Pull out every line below holding the word "background".
++++ Data for processing ++++
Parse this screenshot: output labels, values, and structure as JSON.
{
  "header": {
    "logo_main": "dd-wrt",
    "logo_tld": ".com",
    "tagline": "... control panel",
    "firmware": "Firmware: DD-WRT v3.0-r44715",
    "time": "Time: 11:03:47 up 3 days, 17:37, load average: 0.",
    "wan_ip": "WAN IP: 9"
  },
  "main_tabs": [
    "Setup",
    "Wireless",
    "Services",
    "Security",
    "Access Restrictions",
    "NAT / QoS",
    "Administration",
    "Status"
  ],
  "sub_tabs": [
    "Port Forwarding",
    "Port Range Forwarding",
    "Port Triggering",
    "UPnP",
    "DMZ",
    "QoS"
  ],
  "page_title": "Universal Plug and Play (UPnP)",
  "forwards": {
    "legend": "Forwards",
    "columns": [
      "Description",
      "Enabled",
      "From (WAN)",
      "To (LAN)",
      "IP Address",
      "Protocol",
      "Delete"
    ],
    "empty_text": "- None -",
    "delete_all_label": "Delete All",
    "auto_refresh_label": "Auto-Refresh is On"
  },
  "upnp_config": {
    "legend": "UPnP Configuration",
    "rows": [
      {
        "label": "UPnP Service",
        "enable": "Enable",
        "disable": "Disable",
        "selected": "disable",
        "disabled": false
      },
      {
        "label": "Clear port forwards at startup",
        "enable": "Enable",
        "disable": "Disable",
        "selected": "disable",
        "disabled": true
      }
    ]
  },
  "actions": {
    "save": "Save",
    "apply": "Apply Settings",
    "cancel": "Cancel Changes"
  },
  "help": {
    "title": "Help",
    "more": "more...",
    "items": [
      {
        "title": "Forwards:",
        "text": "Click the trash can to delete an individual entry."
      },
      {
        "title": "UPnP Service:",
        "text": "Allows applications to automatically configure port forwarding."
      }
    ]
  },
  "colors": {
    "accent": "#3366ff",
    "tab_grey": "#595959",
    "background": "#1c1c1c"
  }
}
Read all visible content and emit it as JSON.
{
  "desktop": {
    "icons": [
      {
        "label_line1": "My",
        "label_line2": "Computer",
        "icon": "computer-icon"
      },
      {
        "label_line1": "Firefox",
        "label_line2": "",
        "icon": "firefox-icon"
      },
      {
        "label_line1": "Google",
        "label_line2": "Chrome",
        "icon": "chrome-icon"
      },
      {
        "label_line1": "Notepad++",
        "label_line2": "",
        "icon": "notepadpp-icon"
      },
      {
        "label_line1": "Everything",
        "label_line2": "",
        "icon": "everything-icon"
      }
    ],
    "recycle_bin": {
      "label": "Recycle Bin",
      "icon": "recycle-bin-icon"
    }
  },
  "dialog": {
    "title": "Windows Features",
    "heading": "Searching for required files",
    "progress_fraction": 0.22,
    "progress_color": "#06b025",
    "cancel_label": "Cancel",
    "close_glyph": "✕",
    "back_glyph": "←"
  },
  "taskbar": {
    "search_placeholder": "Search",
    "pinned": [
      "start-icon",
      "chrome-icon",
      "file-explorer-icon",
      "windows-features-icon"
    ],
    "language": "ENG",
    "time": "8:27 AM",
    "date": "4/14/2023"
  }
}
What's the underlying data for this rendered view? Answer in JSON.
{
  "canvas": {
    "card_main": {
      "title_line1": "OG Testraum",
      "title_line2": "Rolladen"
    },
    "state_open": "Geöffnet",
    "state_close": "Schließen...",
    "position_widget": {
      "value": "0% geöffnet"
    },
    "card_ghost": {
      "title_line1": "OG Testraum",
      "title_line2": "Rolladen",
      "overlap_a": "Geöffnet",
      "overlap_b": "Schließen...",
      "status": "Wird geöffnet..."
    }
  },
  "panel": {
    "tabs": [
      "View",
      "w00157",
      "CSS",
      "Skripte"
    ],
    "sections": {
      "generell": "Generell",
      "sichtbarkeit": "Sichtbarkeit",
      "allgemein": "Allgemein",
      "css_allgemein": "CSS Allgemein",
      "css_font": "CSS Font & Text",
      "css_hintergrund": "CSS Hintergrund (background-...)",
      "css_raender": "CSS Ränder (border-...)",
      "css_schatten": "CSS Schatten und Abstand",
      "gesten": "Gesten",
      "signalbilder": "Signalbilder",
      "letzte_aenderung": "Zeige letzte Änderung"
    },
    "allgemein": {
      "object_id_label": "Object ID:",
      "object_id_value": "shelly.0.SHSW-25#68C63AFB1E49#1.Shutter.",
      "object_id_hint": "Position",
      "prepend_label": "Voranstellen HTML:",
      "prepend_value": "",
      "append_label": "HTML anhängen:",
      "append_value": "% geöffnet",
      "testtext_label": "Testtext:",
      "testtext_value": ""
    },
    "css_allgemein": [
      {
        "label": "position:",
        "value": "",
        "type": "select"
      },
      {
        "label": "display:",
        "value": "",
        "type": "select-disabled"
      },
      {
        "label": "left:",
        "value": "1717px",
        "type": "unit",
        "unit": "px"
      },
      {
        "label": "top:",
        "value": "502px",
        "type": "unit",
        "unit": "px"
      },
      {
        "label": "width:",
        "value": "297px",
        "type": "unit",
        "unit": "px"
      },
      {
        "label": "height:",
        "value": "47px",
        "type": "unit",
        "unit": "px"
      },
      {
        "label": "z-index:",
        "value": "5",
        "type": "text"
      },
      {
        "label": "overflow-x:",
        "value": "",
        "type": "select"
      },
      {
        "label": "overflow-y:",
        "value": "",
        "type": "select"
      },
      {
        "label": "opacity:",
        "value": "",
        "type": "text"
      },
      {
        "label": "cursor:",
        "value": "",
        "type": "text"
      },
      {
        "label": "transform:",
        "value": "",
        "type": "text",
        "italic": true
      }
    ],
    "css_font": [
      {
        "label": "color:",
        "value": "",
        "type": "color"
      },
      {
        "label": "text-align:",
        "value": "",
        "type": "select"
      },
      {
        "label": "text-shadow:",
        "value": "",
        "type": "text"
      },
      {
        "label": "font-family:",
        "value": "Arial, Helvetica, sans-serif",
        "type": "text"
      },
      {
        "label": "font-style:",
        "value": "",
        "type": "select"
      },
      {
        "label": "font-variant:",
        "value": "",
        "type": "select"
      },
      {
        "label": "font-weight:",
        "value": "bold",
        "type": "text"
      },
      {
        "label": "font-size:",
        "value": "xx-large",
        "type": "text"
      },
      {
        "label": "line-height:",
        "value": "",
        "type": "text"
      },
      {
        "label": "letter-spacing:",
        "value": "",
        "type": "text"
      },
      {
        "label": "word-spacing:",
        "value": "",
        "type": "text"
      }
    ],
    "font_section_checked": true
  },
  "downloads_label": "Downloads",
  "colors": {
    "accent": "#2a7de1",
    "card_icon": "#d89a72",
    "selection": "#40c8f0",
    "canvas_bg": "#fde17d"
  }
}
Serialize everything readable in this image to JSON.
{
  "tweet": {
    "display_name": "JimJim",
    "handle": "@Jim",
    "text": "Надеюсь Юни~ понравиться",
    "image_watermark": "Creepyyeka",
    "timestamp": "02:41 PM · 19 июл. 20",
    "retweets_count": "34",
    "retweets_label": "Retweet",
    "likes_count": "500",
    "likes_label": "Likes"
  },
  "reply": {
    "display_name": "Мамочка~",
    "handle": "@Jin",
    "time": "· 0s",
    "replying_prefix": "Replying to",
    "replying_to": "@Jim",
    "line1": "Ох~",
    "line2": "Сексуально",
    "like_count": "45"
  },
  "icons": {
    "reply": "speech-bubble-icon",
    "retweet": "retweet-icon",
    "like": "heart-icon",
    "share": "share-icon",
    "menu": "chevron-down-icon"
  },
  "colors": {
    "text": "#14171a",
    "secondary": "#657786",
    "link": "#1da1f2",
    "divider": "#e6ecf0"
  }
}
++++
» **Output for this task**:
    "background": "#1c1c1c"
      "css_hintergrund": "CSS Hintergrund (background-...)",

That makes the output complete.